**Dataset records**
↓
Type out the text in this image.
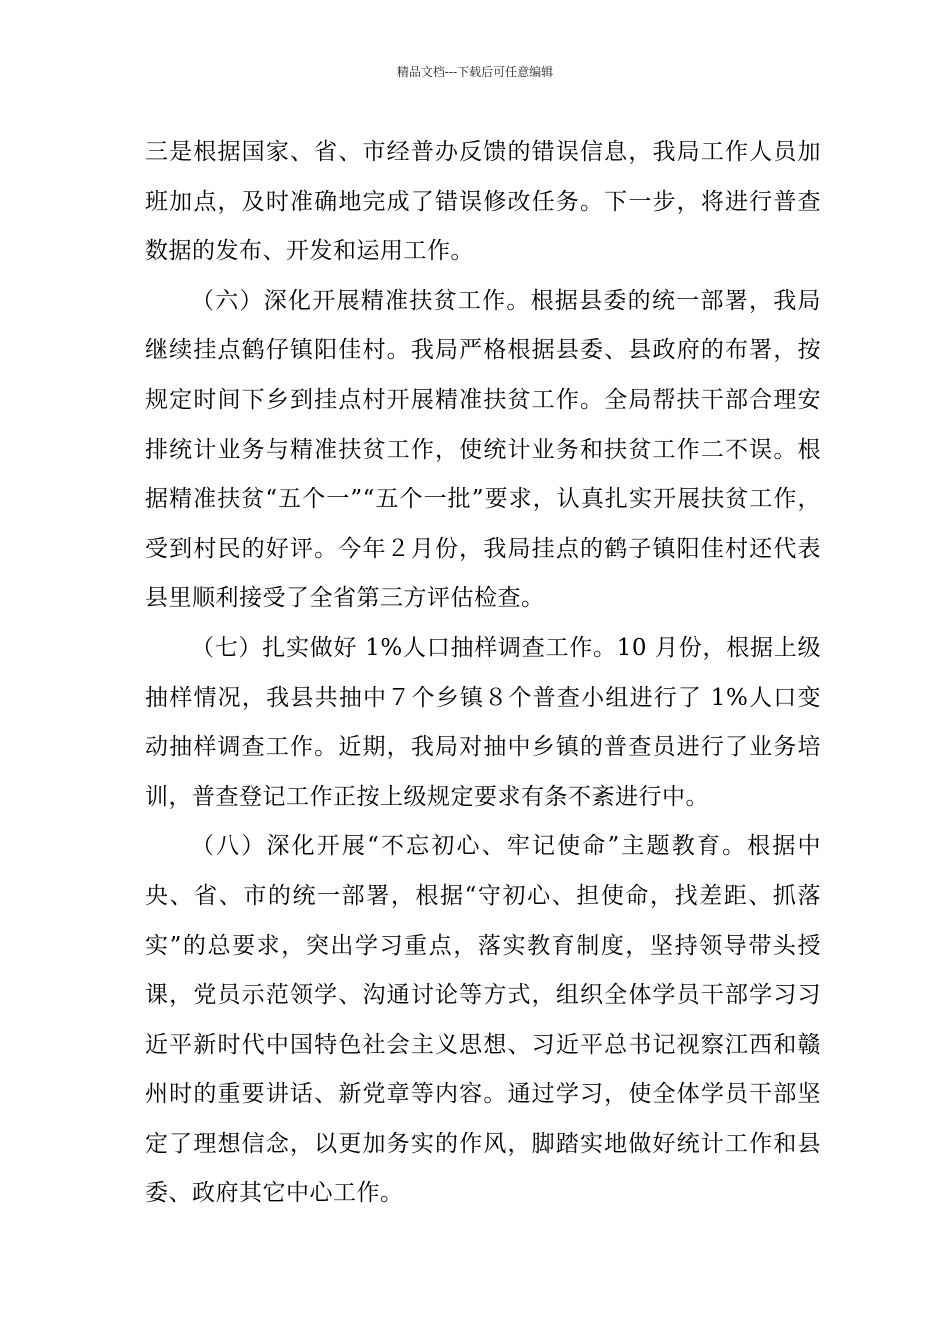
精品文档---下载后可任意编辑

三是根据国家、省、市经普办反馈的错误信息，我局工作人员加班加点，及时准确地完成了错误修改任务。下一步，将进行普查数据的发布、开发和运用工作。

（六）深化开展精准扶贫工作。根据县委的统一部署，我局继续挂点鹤仔镇阳佳村。我局严格根据县委、县政府的布署，按规定时间下乡到挂点村开展精准扶贫工作。全局帮扶干部合理安排统计业务与精准扶贫工作，使统计业务和扶贫工作二不误。根据精准扶贫“五个一”“五个一批”要求，认真扎实开展扶贫工作，受到村民的好评。今年２月份，我局挂点的鹤子镇阳佳村还代表县里顺利接受了全省第三方评估检查。

（七）扎实做好 1%人口抽样调查工作。10 月份，根据上级抽样情况，我县共抽中７个乡镇８个普查小组进行了 1%人口变动抽样调查工作。近期，我局对抽中乡镇的普查员进行了业务培训，普查登记工作正按上级规定要求有条不紊进行中。

（八）深化开展“不忘初心、牢记使命”主题教育。根据中央、省、市的统一部署，根据“守初心、担使命，找差距、抓落实”的总要求，突出学习重点，落实教育制度，坚持领导带头授课，党员示范领学、沟通讨论等方式，组织全体学员干部学习习近平新时代中国特色社会主义思想、习近平总书记视察江西和赣州时的重要讲话、新党章等内容。通过学习，使全体学员干部坚定了理想信念，以更加务实的作风，脚踏实地做好统计工作和县委、政府其它中心工作。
↑
**Written request**
Repeat each entry exactly as it appears; skip any picture.

**The solution**
Type out the text in this image.
精品文档---下载后可任意编辑

三是根据国家、省、市经普办反馈的错误信息，我局工作人员加班加点，及时准确地完成了错误修改任务。下一步，将进行普查数据的发布、开发和运用工作。

（六）深化开展精准扶贫工作。根据县委的统一部署，我局继续挂点鹤仔镇阳佳村。我局严格根据县委、县政府的布署，按规定时间下乡到挂点村开展精准扶贫工作。全局帮扶干部合理安排统计业务与精准扶贫工作，使统计业务和扶贫工作二不误。根据精准扶贫“五个一”“五个一批”要求，认真扎实开展扶贫工作，受到村民的好评。今年２月份，我局挂点的鹤子镇阳佳村还代表县里顺利接受了全省第三方评估检查。

（七）扎实做好 1%人口抽样调查工作。10 月份，根据上级抽样情况，我县共抽中７个乡镇８个普查小组进行了 1%人口变动抽样调查工作。近期，我局对抽中乡镇的普查员进行了业务培训，普查登记工作正按上级规定要求有条不紊进行中。

（八）深化开展“不忘初心、牢记使命”主题教育。根据中央、省、市的统一部署，根据“守初心、担使命，找差距、抓落实”的总要求，突出学习重点，落实教育制度，坚持领导带头授课，党员示范领学、沟通讨论等方式，组织全体学员干部学习习近平新时代中国特色社会主义思想、习近平总书记视察江西和赣州时的重要讲话、新党章等内容。通过学习，使全体学员干部坚定了理想信念，以更加务实的作风，脚踏实地做好统计工作和县委、政府其它中心工作。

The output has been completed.